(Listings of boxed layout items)
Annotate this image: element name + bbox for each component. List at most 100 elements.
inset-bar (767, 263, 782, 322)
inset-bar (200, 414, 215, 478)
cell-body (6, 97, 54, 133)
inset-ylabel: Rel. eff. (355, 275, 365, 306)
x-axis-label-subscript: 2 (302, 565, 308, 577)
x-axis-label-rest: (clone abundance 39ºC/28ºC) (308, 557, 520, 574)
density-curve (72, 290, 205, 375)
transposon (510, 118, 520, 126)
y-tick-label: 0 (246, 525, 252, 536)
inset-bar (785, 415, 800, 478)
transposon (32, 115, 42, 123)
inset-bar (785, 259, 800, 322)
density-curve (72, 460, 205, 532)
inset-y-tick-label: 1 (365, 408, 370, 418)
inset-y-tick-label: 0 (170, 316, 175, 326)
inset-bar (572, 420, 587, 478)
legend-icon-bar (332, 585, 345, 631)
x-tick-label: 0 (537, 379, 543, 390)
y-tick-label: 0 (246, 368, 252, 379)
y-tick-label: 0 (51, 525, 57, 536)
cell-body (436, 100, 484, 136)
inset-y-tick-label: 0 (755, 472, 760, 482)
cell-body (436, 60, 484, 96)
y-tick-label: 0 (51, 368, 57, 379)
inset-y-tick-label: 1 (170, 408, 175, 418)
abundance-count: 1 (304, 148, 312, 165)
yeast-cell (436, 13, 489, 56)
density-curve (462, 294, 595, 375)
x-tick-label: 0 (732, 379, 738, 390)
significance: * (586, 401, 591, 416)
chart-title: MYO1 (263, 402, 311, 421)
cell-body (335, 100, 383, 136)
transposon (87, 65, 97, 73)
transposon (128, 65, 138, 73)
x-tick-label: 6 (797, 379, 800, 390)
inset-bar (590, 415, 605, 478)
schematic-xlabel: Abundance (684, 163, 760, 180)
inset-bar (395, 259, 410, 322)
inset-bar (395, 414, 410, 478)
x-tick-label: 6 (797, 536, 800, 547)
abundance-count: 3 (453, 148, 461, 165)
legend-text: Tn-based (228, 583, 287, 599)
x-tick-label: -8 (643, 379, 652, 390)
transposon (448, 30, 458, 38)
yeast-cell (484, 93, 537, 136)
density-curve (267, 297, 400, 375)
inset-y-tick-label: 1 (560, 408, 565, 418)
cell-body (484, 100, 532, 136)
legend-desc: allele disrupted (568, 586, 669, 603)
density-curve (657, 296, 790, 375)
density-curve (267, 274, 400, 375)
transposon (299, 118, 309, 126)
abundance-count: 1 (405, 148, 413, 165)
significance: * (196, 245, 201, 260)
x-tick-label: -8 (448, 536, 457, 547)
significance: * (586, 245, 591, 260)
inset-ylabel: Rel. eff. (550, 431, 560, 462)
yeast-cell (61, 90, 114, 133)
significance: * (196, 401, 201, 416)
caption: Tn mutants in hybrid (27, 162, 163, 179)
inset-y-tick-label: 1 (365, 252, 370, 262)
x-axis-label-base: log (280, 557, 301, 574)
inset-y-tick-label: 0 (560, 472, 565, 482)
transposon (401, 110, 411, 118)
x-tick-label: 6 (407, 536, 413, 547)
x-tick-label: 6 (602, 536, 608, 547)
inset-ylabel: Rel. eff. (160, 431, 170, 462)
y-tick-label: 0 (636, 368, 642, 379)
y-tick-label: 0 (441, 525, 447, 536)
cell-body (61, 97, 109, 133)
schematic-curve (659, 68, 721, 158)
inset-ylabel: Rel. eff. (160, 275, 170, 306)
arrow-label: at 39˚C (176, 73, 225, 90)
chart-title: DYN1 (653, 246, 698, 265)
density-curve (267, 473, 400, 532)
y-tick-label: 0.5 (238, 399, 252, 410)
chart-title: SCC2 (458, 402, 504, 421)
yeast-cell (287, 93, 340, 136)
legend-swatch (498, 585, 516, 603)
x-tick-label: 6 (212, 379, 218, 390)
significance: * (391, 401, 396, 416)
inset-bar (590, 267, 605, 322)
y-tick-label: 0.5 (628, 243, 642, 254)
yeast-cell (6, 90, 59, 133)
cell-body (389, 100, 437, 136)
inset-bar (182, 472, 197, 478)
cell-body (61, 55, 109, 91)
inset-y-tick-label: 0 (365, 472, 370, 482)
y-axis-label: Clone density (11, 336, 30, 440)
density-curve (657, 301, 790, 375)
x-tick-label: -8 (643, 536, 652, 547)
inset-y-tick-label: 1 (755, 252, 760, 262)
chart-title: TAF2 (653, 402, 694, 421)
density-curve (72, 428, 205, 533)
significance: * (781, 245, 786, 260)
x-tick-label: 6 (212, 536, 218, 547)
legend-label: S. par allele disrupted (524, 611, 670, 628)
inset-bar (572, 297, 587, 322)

◆ Exercise prompt: Rewrite all the items above, swapping each "inset-bar" for "inset-column" and leaving everything else unchanged.

◆ Written response:
Annotate this image: element name + bbox for each component. List at most 100 elements.
inset-column (767, 263, 782, 322)
inset-column (200, 414, 215, 478)
cell-body (6, 97, 54, 133)
inset-ylabel: Rel. eff. (355, 275, 365, 306)
x-axis-label-subscript: 2 (302, 565, 308, 577)
x-axis-label-rest: (clone abundance 39ºC/28ºC) (308, 557, 520, 574)
density-curve (72, 290, 205, 375)
transposon (510, 118, 520, 126)
y-tick-label: 0 (246, 525, 252, 536)
inset-column (785, 415, 800, 478)
transposon (32, 115, 42, 123)
inset-column (785, 259, 800, 322)
density-curve (72, 460, 205, 532)
inset-y-tick-label: 1 (365, 408, 370, 418)
inset-y-tick-label: 0 (170, 316, 175, 326)
inset-column (572, 420, 587, 478)
legend-icon-bar (332, 585, 345, 631)
x-tick-label: 0 (537, 379, 543, 390)
y-tick-label: 0 (246, 368, 252, 379)
y-tick-label: 0 (51, 525, 57, 536)
cell-body (436, 100, 484, 136)
inset-y-tick-label: 0 (755, 472, 760, 482)
cell-body (436, 60, 484, 96)
y-tick-label: 0 (51, 368, 57, 379)
inset-y-tick-label: 1 (170, 408, 175, 418)
abundance-count: 1 (304, 148, 312, 165)
yeast-cell (436, 13, 489, 56)
density-curve (462, 294, 595, 375)
x-tick-label: 0 (732, 379, 738, 390)
significance: * (586, 401, 591, 416)
chart-title: MYO1 (263, 402, 311, 421)
cell-body (335, 100, 383, 136)
transposon (87, 65, 97, 73)
transposon (128, 65, 138, 73)
x-tick-label: 6 (797, 379, 800, 390)
inset-column (590, 415, 605, 478)
schematic-xlabel: Abundance (684, 163, 760, 180)
inset-column (395, 259, 410, 322)
inset-column (395, 414, 410, 478)
x-tick-label: 6 (797, 536, 800, 547)
abundance-count: 3 (453, 148, 461, 165)
legend-text: Tn-based (228, 583, 287, 599)
x-tick-label: -8 (643, 379, 652, 390)
transposon (448, 30, 458, 38)
yeast-cell (484, 93, 537, 136)
density-curve (267, 297, 400, 375)
inset-y-tick-label: 1 (560, 408, 565, 418)
cell-body (484, 100, 532, 136)
legend-desc: allele disrupted (568, 586, 669, 603)
density-curve (657, 296, 790, 375)
density-curve (267, 274, 400, 375)
transposon (299, 118, 309, 126)
abundance-count: 1 (405, 148, 413, 165)
significance: * (196, 245, 201, 260)
x-tick-label: -8 (448, 536, 457, 547)
significance: * (586, 245, 591, 260)
inset-ylabel: Rel. eff. (550, 431, 560, 462)
yeast-cell (61, 90, 114, 133)
significance: * (196, 401, 201, 416)
caption: Tn mutants in hybrid (27, 162, 163, 179)
inset-y-tick-label: 1 (365, 252, 370, 262)
x-axis-label-base: log (280, 557, 301, 574)
inset-y-tick-label: 0 (560, 472, 565, 482)
transposon (401, 110, 411, 118)
x-tick-label: 6 (407, 536, 413, 547)
x-tick-label: 6 (602, 536, 608, 547)
inset-ylabel: Rel. eff. (160, 431, 170, 462)
y-tick-label: 0 (636, 368, 642, 379)
y-tick-label: 0 (441, 525, 447, 536)
cell-body (61, 97, 109, 133)
schematic-curve (659, 68, 721, 158)
inset-ylabel: Rel. eff. (160, 275, 170, 306)
arrow-label: at 39˚C (176, 73, 225, 90)
chart-title: DYN1 (653, 246, 698, 265)
density-curve (267, 473, 400, 532)
y-tick-label: 0.5 (238, 399, 252, 410)
chart-title: SCC2 (458, 402, 504, 421)
yeast-cell (287, 93, 340, 136)
legend-swatch (498, 585, 516, 603)
x-tick-label: 6 (212, 379, 218, 390)
significance: * (391, 401, 396, 416)
inset-column (590, 267, 605, 322)
y-tick-label: 0.5 (628, 243, 642, 254)
yeast-cell (6, 90, 59, 133)
cell-body (389, 100, 437, 136)
inset-column (182, 472, 197, 478)
cell-body (61, 55, 109, 91)
inset-y-tick-label: 0 (365, 472, 370, 482)
y-axis-label: Clone density (11, 336, 30, 440)
density-curve (657, 301, 790, 375)
x-tick-label: -8 (643, 536, 652, 547)
inset-y-tick-label: 1 (755, 252, 760, 262)
chart-title: TAF2 (653, 402, 694, 421)
density-curve (72, 428, 205, 533)
significance: * (781, 245, 786, 260)
x-tick-label: 6 (212, 536, 218, 547)
legend-label: S. par allele disrupted (524, 611, 670, 628)
inset-column (572, 297, 587, 322)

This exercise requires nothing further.